> _MATERIAL_:

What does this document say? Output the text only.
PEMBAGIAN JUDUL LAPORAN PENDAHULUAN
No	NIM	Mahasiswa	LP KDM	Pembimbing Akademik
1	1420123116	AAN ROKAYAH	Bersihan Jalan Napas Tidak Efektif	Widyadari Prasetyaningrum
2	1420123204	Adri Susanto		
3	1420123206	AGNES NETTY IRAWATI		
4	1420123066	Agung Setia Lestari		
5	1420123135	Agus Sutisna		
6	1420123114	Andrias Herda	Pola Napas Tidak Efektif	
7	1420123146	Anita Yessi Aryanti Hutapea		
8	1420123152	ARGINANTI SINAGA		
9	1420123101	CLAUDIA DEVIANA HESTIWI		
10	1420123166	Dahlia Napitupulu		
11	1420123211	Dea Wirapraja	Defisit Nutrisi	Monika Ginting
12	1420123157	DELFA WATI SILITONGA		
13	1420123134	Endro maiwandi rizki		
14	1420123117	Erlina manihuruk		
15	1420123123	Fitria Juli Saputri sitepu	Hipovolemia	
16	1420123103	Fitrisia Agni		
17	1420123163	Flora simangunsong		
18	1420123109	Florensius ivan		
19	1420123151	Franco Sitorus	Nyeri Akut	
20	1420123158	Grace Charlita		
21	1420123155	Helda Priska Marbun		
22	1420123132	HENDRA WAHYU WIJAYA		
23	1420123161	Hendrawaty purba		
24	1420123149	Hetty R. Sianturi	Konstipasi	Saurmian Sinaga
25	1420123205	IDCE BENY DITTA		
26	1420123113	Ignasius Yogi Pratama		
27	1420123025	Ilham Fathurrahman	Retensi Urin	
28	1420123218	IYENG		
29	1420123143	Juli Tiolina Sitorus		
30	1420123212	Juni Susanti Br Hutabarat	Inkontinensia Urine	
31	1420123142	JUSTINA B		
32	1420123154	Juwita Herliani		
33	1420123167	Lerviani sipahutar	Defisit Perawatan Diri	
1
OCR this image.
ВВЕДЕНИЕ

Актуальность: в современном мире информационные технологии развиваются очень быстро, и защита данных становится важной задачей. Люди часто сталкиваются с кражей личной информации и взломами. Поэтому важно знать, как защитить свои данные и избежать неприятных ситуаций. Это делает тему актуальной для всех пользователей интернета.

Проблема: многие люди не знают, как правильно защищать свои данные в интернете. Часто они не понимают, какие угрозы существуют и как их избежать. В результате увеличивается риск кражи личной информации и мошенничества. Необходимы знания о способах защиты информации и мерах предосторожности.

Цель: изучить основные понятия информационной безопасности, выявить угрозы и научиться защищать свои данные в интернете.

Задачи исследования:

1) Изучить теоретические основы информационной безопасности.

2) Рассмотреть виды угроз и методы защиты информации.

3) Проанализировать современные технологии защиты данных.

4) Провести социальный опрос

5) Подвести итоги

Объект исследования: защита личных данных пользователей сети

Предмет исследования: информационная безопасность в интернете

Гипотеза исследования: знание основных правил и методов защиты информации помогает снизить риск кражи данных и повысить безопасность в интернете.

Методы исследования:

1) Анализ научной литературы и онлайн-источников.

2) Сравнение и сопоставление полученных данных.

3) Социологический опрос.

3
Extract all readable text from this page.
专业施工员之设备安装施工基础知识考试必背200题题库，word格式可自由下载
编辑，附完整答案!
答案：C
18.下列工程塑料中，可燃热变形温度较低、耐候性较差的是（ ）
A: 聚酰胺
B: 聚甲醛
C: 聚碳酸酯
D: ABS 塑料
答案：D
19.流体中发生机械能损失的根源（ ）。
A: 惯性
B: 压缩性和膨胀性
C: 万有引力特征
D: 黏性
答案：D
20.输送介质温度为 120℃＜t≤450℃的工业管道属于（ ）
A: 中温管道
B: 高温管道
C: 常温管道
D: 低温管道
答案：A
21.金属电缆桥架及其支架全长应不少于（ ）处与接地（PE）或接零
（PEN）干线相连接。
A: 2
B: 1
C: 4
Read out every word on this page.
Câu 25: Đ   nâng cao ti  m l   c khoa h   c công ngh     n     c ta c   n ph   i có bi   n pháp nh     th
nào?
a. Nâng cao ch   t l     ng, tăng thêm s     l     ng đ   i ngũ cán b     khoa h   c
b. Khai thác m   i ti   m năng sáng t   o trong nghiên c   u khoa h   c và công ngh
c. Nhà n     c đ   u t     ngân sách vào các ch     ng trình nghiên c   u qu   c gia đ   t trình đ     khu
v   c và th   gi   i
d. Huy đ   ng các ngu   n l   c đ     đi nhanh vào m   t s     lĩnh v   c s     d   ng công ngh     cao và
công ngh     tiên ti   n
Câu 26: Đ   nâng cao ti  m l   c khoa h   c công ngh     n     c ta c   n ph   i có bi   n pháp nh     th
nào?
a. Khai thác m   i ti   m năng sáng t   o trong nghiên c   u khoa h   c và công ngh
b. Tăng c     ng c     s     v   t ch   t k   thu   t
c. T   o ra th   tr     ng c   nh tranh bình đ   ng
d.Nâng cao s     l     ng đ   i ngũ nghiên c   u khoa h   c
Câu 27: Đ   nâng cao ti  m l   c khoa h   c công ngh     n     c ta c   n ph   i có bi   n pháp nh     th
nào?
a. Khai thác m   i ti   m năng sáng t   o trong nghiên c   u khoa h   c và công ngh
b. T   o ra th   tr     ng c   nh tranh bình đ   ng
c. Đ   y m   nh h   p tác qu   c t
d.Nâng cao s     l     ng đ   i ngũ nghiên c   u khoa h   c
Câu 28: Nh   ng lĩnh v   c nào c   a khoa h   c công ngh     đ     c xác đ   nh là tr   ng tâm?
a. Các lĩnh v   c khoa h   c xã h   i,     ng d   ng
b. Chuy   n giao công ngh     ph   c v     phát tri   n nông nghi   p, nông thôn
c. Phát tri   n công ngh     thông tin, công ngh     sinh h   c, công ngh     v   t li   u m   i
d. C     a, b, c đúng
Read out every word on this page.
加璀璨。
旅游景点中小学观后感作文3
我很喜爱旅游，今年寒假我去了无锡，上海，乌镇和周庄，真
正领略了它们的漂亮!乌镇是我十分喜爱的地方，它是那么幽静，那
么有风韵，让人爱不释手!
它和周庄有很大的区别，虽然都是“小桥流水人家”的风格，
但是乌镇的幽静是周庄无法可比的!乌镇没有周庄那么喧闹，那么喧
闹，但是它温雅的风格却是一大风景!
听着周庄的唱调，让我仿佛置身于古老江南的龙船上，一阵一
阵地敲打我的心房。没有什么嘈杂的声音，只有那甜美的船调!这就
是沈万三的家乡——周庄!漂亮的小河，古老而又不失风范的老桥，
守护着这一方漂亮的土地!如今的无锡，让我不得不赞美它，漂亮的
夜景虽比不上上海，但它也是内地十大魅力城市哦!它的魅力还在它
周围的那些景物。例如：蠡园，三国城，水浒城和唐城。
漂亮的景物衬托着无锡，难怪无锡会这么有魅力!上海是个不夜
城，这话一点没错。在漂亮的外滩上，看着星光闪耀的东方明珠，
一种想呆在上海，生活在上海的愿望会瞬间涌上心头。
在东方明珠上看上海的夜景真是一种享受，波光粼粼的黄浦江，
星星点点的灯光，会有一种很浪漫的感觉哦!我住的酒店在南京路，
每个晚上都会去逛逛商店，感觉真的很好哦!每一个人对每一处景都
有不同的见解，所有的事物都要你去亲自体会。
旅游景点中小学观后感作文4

> _TASK REQUIREMENTS_:
Which lines of the material contain the string "личной"? List each of them.

> _OUTPUT FOR THIS TASK_:
Актуальность: в современном мире информационные технологии развиваются очень быстро, и защита данных становится важной задачей. Люди часто сталкиваются с кражей личной информации и взломами. Поэтому важно знать, как защитить свои данные и избежать неприятных ситуаций. Это делает тему актуальной для всех пользователей интернета.
Проблема: многие люди не знают, как правильно защищать свои данные в интернете. Часто они не понимают, какие угрозы существуют и как их избежать. В результате увеличивается риск кражи личной информации и мошенничества. Необходимы знания о способах защиты информации и мерах предосторожности.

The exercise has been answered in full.